[Collected data]
[start]

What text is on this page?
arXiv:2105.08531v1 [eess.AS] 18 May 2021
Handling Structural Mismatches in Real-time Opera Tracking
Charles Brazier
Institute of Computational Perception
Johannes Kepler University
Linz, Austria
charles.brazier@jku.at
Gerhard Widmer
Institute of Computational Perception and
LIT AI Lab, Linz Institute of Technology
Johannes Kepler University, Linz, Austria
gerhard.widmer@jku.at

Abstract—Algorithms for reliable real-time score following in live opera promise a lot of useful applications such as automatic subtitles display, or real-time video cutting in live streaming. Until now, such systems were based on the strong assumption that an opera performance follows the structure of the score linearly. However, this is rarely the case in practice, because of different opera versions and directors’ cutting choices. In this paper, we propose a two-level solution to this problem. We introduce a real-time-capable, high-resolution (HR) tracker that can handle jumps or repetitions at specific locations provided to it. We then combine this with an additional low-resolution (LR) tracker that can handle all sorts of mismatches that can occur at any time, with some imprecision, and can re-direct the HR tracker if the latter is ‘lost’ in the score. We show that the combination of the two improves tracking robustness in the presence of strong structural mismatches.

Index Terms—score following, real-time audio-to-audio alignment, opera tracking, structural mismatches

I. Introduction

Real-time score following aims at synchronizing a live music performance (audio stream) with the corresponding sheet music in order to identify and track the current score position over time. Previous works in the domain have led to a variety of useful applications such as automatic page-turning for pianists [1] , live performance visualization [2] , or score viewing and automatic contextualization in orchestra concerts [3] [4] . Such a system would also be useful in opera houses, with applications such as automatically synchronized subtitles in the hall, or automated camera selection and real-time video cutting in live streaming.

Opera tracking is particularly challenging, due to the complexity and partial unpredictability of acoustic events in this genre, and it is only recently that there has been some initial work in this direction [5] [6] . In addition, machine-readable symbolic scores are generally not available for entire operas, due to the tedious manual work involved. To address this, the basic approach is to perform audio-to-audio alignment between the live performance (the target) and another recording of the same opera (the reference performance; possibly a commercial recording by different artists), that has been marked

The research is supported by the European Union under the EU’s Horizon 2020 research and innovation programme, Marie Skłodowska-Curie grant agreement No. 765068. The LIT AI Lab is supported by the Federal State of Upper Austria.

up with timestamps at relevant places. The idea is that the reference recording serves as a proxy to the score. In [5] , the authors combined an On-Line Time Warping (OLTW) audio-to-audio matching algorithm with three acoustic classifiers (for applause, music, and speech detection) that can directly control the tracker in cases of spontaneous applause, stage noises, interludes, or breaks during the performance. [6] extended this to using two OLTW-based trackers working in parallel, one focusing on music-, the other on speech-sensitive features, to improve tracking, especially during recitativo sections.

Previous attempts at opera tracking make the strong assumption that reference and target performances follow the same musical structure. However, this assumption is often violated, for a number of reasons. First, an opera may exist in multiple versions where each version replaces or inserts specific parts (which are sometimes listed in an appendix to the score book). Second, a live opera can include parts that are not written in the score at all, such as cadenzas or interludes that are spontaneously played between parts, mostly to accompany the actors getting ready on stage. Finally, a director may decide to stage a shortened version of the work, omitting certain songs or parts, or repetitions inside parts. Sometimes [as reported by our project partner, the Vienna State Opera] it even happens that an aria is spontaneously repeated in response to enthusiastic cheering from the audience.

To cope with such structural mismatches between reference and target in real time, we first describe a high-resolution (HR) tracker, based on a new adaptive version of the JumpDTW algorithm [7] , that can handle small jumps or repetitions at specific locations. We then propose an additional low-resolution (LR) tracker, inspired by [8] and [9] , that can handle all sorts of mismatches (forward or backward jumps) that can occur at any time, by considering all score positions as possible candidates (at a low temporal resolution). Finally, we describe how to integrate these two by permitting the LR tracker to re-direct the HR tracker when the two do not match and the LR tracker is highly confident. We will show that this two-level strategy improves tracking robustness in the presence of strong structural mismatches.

[end]
[start]

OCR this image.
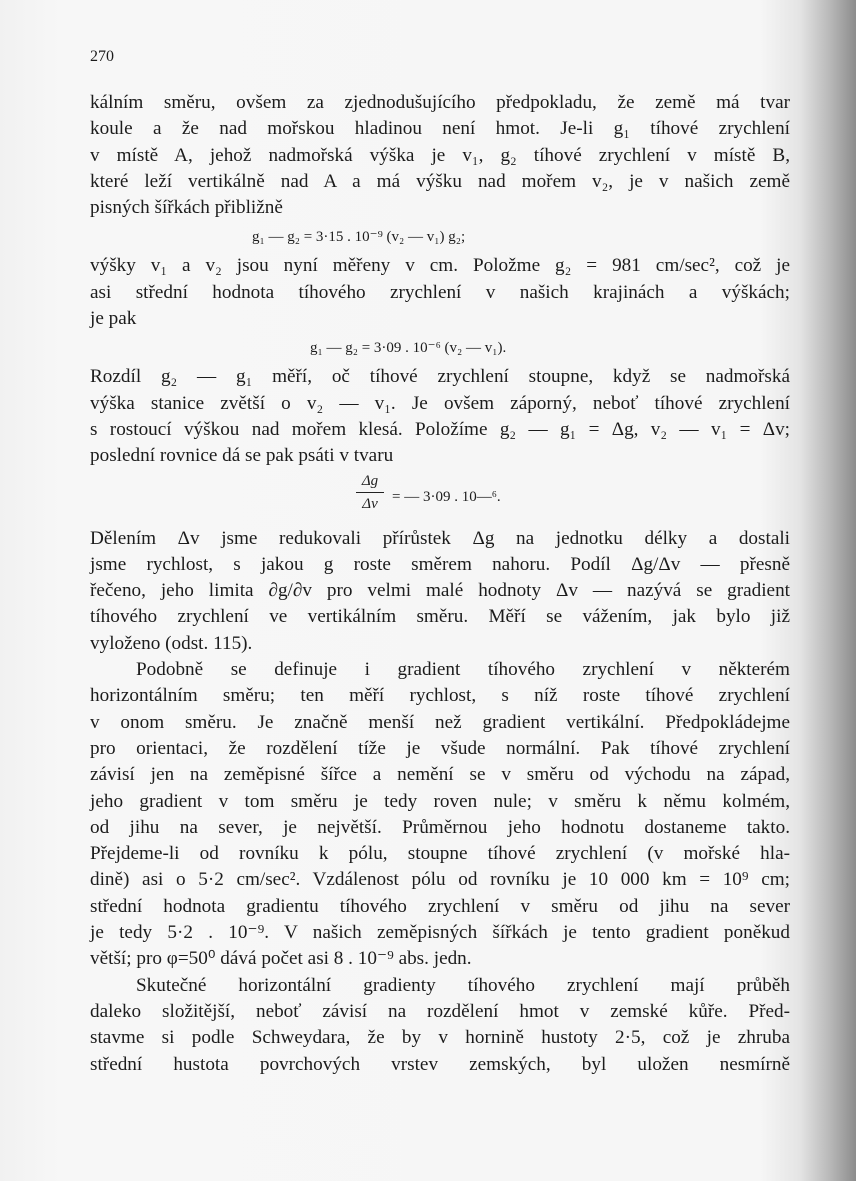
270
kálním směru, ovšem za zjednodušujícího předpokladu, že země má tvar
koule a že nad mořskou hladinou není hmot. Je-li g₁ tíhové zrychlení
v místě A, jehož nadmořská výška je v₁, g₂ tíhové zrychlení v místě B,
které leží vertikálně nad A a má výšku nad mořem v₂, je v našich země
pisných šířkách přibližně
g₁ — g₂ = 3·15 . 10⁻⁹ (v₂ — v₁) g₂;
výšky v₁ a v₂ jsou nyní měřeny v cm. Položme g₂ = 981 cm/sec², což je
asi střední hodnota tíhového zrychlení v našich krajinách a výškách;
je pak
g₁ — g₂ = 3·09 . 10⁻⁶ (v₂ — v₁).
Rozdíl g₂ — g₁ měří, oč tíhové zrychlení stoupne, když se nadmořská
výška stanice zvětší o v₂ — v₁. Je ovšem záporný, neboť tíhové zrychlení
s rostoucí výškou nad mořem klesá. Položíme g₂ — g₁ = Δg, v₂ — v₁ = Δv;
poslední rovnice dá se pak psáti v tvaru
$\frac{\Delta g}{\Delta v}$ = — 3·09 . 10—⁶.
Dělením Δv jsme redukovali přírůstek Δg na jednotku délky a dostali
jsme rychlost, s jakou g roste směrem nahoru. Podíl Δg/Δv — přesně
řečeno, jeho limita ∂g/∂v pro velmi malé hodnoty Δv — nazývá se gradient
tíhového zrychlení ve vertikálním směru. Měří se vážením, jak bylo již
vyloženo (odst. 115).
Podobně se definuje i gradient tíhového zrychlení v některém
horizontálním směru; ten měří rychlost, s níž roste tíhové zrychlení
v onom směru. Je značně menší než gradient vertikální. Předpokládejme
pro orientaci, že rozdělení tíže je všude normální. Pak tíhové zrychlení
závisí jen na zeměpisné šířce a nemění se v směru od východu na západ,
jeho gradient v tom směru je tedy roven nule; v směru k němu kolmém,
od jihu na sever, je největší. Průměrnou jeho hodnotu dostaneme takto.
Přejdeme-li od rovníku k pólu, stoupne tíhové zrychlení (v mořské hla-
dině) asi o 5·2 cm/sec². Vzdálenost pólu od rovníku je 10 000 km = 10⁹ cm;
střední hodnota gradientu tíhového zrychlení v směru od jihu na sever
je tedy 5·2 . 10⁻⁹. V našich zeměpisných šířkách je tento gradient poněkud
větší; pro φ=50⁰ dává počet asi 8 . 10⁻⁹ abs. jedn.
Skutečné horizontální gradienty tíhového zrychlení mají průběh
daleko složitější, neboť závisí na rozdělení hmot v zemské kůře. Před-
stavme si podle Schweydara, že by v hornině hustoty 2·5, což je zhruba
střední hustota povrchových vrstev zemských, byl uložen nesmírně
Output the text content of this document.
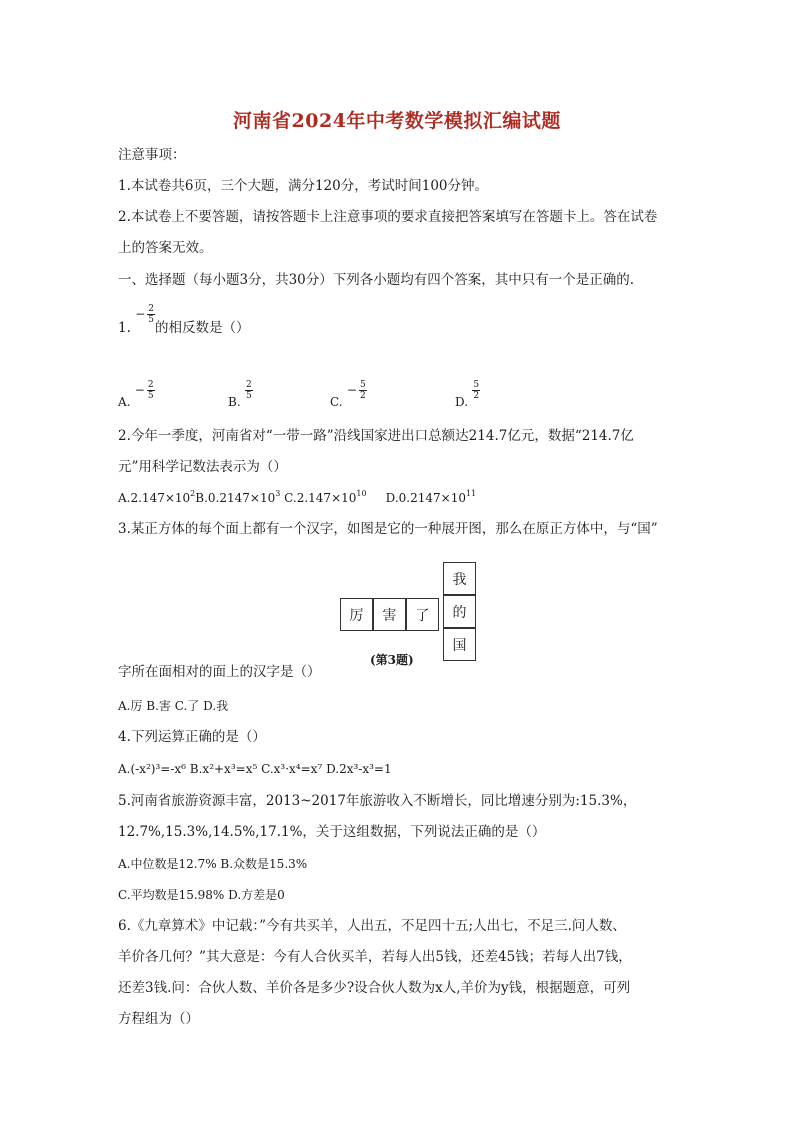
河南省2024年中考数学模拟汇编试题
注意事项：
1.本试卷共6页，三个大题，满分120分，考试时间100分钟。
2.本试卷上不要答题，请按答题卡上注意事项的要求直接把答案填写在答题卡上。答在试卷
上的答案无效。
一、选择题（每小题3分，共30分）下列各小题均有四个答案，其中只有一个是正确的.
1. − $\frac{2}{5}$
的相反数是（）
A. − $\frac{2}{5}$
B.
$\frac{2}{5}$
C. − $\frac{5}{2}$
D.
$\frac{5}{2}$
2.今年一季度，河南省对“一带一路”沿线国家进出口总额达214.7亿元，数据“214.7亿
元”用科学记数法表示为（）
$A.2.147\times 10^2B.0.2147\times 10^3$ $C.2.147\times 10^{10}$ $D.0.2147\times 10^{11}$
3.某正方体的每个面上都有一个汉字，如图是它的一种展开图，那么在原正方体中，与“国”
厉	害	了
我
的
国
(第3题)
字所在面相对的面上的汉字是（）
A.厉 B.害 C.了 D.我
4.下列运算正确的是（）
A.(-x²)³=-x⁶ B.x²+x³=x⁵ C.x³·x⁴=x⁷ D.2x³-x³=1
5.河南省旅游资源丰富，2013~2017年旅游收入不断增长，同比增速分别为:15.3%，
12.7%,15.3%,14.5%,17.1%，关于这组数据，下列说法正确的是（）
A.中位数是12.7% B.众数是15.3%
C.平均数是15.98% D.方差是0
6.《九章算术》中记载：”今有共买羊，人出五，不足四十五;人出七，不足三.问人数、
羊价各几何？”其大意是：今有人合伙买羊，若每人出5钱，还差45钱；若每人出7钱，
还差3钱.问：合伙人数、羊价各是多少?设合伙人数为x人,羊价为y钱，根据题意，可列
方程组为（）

[end]

** STATED EXERCISE **
Report the number of lines in the listing that include the string "stoupne"; give nothing but the number.

** WRITTEN RESPONSE **
2